# Extracts from a graphics dataset
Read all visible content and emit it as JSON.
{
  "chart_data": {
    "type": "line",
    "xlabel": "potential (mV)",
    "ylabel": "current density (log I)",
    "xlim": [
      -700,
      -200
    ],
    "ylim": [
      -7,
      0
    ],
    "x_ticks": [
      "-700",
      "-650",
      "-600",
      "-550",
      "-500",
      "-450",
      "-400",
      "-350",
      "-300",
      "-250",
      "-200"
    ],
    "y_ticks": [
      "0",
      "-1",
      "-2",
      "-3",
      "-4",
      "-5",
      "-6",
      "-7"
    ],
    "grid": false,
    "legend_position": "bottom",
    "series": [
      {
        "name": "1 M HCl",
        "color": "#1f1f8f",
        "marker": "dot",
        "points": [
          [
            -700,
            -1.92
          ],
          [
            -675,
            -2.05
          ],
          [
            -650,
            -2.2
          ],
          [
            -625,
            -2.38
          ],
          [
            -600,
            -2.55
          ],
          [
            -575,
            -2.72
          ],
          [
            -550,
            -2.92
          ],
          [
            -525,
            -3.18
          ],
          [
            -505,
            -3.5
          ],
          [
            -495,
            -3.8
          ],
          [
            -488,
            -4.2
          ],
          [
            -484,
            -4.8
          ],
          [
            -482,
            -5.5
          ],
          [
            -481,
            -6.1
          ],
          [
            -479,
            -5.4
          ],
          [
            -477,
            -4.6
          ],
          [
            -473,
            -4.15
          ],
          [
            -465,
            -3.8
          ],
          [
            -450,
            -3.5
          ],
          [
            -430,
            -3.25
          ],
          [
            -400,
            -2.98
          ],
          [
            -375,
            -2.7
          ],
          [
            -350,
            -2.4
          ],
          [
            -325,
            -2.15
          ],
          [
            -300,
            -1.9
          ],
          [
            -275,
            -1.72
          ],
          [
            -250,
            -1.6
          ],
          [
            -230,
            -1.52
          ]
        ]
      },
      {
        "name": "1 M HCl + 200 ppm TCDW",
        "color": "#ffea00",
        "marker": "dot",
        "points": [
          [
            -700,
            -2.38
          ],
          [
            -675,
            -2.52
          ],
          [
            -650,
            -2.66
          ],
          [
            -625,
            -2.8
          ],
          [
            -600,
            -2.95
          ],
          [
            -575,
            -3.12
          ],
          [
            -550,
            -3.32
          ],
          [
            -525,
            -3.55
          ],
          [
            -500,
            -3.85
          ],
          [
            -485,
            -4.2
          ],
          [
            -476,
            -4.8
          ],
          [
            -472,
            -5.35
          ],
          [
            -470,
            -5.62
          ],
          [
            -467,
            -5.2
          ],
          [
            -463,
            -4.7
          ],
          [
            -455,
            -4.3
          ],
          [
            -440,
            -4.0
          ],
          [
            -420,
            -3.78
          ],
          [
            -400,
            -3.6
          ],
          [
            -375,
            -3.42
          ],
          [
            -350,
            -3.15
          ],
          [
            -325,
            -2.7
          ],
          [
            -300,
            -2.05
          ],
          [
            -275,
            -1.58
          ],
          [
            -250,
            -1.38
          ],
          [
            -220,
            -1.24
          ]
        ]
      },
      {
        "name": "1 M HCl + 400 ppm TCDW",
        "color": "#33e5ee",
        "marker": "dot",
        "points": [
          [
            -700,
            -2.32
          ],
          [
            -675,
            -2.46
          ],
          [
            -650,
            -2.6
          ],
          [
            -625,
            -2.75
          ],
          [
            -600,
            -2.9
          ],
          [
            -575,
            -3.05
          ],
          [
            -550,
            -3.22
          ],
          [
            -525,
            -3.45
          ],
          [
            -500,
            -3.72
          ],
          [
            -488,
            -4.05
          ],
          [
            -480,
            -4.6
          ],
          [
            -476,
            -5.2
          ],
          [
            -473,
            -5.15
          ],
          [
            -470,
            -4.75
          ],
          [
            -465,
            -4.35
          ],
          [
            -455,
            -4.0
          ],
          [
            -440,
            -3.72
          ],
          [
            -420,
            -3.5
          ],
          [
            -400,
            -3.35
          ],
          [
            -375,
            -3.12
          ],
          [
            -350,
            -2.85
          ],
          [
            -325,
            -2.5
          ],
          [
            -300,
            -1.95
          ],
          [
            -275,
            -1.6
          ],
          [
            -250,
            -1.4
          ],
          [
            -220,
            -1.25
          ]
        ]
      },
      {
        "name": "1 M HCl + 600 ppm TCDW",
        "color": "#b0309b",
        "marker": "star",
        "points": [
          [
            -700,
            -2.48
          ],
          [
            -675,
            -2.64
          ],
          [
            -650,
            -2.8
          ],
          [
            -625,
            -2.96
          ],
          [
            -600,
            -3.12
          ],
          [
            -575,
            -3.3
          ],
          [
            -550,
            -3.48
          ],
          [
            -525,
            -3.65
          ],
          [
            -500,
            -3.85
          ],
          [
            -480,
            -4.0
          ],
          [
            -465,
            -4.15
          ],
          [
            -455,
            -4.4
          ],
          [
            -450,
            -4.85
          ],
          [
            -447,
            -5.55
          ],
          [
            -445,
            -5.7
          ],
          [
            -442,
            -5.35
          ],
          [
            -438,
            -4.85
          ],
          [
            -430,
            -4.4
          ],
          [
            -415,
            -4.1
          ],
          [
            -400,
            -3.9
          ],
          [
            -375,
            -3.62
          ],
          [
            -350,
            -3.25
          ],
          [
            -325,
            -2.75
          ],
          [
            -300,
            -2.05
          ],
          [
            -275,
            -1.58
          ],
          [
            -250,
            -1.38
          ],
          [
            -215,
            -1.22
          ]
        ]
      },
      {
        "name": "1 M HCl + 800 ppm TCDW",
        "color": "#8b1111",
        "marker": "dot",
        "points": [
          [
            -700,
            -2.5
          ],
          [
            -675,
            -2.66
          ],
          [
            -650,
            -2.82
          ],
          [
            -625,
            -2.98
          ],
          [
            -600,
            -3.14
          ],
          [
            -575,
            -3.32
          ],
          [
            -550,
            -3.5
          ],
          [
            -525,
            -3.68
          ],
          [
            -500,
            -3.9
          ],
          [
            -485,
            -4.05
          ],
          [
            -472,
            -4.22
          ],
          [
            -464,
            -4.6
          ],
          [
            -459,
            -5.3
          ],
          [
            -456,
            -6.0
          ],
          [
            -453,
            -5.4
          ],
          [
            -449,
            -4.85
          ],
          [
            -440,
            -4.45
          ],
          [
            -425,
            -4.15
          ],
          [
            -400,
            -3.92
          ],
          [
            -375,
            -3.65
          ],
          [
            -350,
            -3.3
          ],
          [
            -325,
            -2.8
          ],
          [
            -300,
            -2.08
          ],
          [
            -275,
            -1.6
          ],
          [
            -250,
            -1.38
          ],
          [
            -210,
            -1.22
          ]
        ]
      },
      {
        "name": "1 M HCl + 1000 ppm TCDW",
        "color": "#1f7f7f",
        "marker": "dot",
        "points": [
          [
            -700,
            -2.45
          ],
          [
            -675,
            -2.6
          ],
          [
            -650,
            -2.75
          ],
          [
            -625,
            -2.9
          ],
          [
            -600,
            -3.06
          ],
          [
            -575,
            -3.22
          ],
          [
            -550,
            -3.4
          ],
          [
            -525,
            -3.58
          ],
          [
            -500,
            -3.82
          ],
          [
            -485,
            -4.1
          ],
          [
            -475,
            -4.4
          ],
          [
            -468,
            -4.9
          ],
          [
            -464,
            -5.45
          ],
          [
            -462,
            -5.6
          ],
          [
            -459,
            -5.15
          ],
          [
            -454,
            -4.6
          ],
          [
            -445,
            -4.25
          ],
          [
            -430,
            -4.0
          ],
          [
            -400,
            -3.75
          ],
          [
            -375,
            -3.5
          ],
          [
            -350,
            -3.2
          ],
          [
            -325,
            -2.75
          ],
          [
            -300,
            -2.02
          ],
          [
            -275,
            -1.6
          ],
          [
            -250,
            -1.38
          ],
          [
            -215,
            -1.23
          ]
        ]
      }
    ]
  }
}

# PROBLEM TO SOLVE
From the records above, copy every line that holds the word "color".

# EXERCISE RESULT
        "color": "#1f1f8f",
        "color": "#ffea00",
        "color": "#33e5ee",
        "color": "#b0309b",
        "color": "#8b1111",
        "color": "#1f7f7f",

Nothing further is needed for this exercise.